** THE EXERCISE **
Each line that follows should be printed again exactly as it stands.

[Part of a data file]

* start *

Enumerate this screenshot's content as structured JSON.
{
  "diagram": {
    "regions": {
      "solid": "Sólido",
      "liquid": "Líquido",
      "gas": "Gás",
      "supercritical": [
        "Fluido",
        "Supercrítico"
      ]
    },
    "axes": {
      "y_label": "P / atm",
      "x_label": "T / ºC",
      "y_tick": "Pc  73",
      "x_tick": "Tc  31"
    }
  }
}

* end *

** CORRECT RESPONSE **
Enumerate this screenshot's content as structured JSON.
{
  "diagram": {
    "regions": {
      "solid": "Sólido",
      "liquid": "Líquido",
      "gas": "Gás",
      "supercritical": [
        "Fluido",
        "Supercrítico"
      ]
    },
    "axes": {
      "y_label": "P / atm",
      "x_label": "T / ºC",
      "y_tick": "Pc  73",
      "x_tick": "Tc  31"
    }
  }
}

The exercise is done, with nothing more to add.